● Problem description: Your task is to transcribe all of the data below exactly, omitting the images.

● Data provided:
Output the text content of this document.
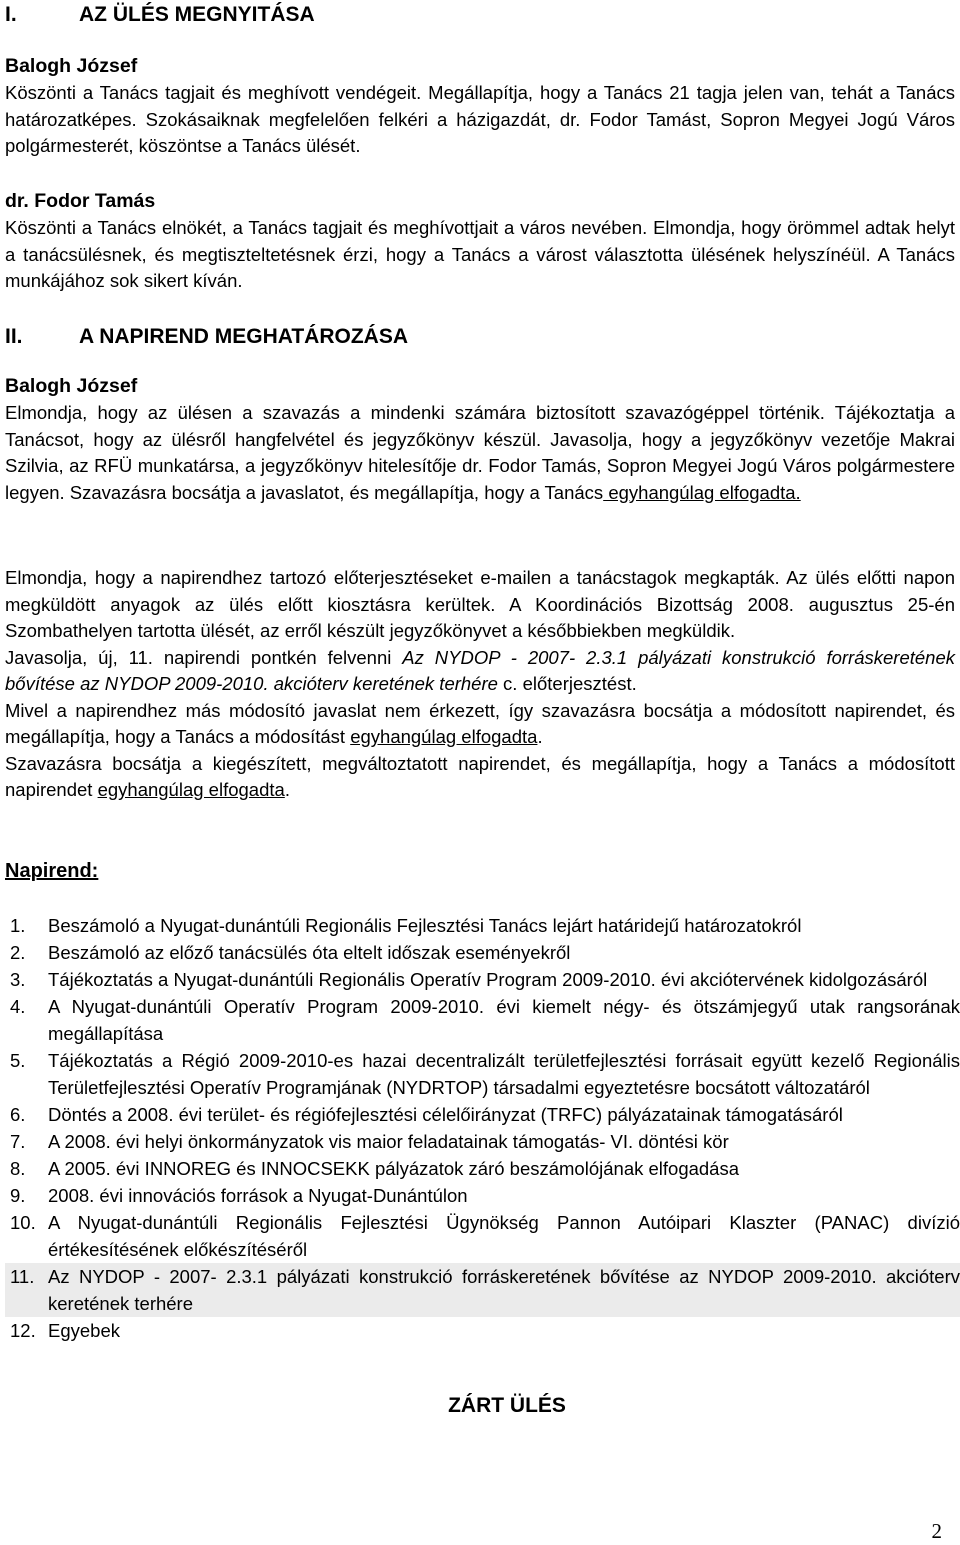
I.	AZ ÜLÉS MEGNYITÁSA
Balogh József

Köszönti a Tanács tagjait és meghívott vendégeit. Megállapítja, hogy a Tanács 21 tagja jelen van, tehát a Tanács határozatképes. Szokásaiknak megfelelően felkéri a házigazdát, dr. Fodor Tamást, Sopron Megyei Jogú Város polgármesterét, köszöntse a Tanács ülését.

dr. Fodor Tamás

Köszönti a Tanács elnökét, a Tanács tagjait és meghívottjait a város nevében. Elmondja, hogy örömmel adtak helyt a tanácsülésnek, és megtiszteltetésnek érzi, hogy a Tanács a várost választotta ülésének helyszínéül. A Tanács munkájához sok sikert kíván.

II.	A NAPIREND MEGHATÁROZÁSA
Balogh József

Elmondja, hogy az ülésen a szavazás a mindenki számára biztosított szavazógéppel történik. Tájékoztatja a Tanácsot, hogy az ülésről hangfelvétel és jegyzőkönyv készül. Javasolja, hogy a jegyzőkönyv vezetője Makrai Szilvia, az RFÜ munkatársa, a jegyzőkönyv hitelesítője dr. Fodor Tamás, Sopron Megyei Jogú Város polgármestere legyen. Szavazásra bocsátja a javaslatot, és megállapítja, hogy a Tanács egyhangúlag elfogadta.

Elmondja, hogy a napirendhez tartozó előterjesztéseket e-mailen a tanácstagok megkapták. Az ülés előtti napon megküldött anyagok az ülés előtt kiosztásra kerültek. A Koordinációs Bizottság 2008. augusztus 25-én Szombathelyen tartotta ülését, az erről készült jegyzőkönyvet a későbbiekben megküldik.

Javasolja, új, 11. napirendi pontkén felvenni Az NYDOP - 2007- 2.3.1 pályázati konstrukció forráskeretének bővítése az NYDOP 2009-2010. akcióterv keretének terhére c. előterjesztést.

Mivel a napirendhez más módosító javaslat nem érkezett, így szavazásra bocsátja a módosított napirendet, és megállapítja, hogy a Tanács a módosítást egyhangúlag elfogadta.

Szavazásra bocsátja a kiegészített, megváltoztatott napirendet, és megállapítja, hogy a Tanács a módosított napirendet egyhangúlag elfogadta.

Napirend:
1. Beszámoló a Nyugat-dunántúli Regionális Fejlesztési Tanács lejárt határidejű határozatokról
2. Beszámoló az előző tanácsülés óta eltelt időszak eseményekről
3. Tájékoztatás a Nyugat-dunántúli Regionális Operatív Program 2009-2010. évi akciótervének kidolgozásáról
4. A Nyugat-dunántúli Operatív Program 2009-2010. évi kiemelt négy- és ötszámjegyű utak rangsorának megállapítása
5. Tájékoztatás a Régió 2009-2010-es hazai decentralizált területfejlesztési forrásait együtt kezelő Regionális Területfejlesztési Operatív Programjának (NYDRTOP) társadalmi egyeztetésre bocsátott változatáról
6. Döntés a 2008. évi terület- és régiófejlesztési célelőirányzat (TRFC) pályázatainak támogatásáról
7. A 2008. évi helyi önkormányzatok vis maior feladatainak támogatás- VI. döntési kör
8. A 2005. évi INNOREG és INNOCSEKK pályázatok záró beszámolójának elfogadása
9. 2008. évi innovációs források a Nyugat-Dunántúlon
10. A Nyugat-dunántúli Regionális Fejlesztési Ügynökség Pannon Autóipari Klaszter (PANAC) divízió értékesítésének előkészítéséről
11. Az NYDOP - 2007- 2.3.1 pályázati konstrukció forráskeretének bővítése az NYDOP 2009-2010. akcióterv keretének terhére
12. Egyebek
ZÁRT ÜLÉS
2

● Problem solution:
Output the text content of this document.
I.	AZ ÜLÉS MEGNYITÁSA
Balogh József

Köszönti a Tanács tagjait és meghívott vendégeit. Megállapítja, hogy a Tanács 21 tagja jelen van, tehát a Tanács határozatképes. Szokásaiknak megfelelően felkéri a házigazdát, dr. Fodor Tamást, Sopron Megyei Jogú Város polgármesterét, köszöntse a Tanács ülését.

dr. Fodor Tamás

Köszönti a Tanács elnökét, a Tanács tagjait és meghívottjait a város nevében. Elmondja, hogy örömmel adtak helyt a tanácsülésnek, és megtiszteltetésnek érzi, hogy a Tanács a várost választotta ülésének helyszínéül. A Tanács munkájához sok sikert kíván.

II.	A NAPIREND MEGHATÁROZÁSA
Balogh József

Elmondja, hogy az ülésen a szavazás a mindenki számára biztosított szavazógéppel történik. Tájékoztatja a Tanácsot, hogy az ülésről hangfelvétel és jegyzőkönyv készül. Javasolja, hogy a jegyzőkönyv vezetője Makrai Szilvia, az RFÜ munkatársa, a jegyzőkönyv hitelesítője dr. Fodor Tamás, Sopron Megyei Jogú Város polgármestere legyen. Szavazásra bocsátja a javaslatot, és megállapítja, hogy a Tanács egyhangúlag elfogadta.

Elmondja, hogy a napirendhez tartozó előterjesztéseket e-mailen a tanácstagok megkapták. Az ülés előtti napon megküldött anyagok az ülés előtt kiosztásra kerültek. A Koordinációs Bizottság 2008. augusztus 25-én Szombathelyen tartotta ülését, az erről készült jegyzőkönyvet a későbbiekben megküldik.

Javasolja, új, 11. napirendi pontkén felvenni Az NYDOP - 2007- 2.3.1 pályázati konstrukció forráskeretének bővítése az NYDOP 2009-2010. akcióterv keretének terhére c. előterjesztést.

Mivel a napirendhez más módosító javaslat nem érkezett, így szavazásra bocsátja a módosított napirendet, és megállapítja, hogy a Tanács a módosítást egyhangúlag elfogadta.

Szavazásra bocsátja a kiegészített, megváltoztatott napirendet, és megállapítja, hogy a Tanács a módosított napirendet egyhangúlag elfogadta.

Napirend:
1. Beszámoló a Nyugat-dunántúli Regionális Fejlesztési Tanács lejárt határidejű határozatokról
2. Beszámoló az előző tanácsülés óta eltelt időszak eseményekről
3. Tájékoztatás a Nyugat-dunántúli Regionális Operatív Program 2009-2010. évi akciótervének kidolgozásáról
4. A Nyugat-dunántúli Operatív Program 2009-2010. évi kiemelt négy- és ötszámjegyű utak rangsorának megállapítása
5. Tájékoztatás a Régió 2009-2010-es hazai decentralizált területfejlesztési forrásait együtt kezelő Regionális Területfejlesztési Operatív Programjának (NYDRTOP) társadalmi egyeztetésre bocsátott változatáról
6. Döntés a 2008. évi terület- és régiófejlesztési célelőirányzat (TRFC) pályázatainak támogatásáról
7. A 2008. évi helyi önkormányzatok vis maior feladatainak támogatás- VI. döntési kör
8. A 2005. évi INNOREG és INNOCSEKK pályázatok záró beszámolójának elfogadása
9. 2008. évi innovációs források a Nyugat-Dunántúlon
10. A Nyugat-dunántúli Regionális Fejlesztési Ügynökség Pannon Autóipari Klaszter (PANAC) divízió értékesítésének előkészítéséről
11. Az NYDOP - 2007- 2.3.1 pályázati konstrukció forráskeretének bővítése az NYDOP 2009-2010. akcióterv keretének terhére
12. Egyebek
ZÁRT ÜLÉS
2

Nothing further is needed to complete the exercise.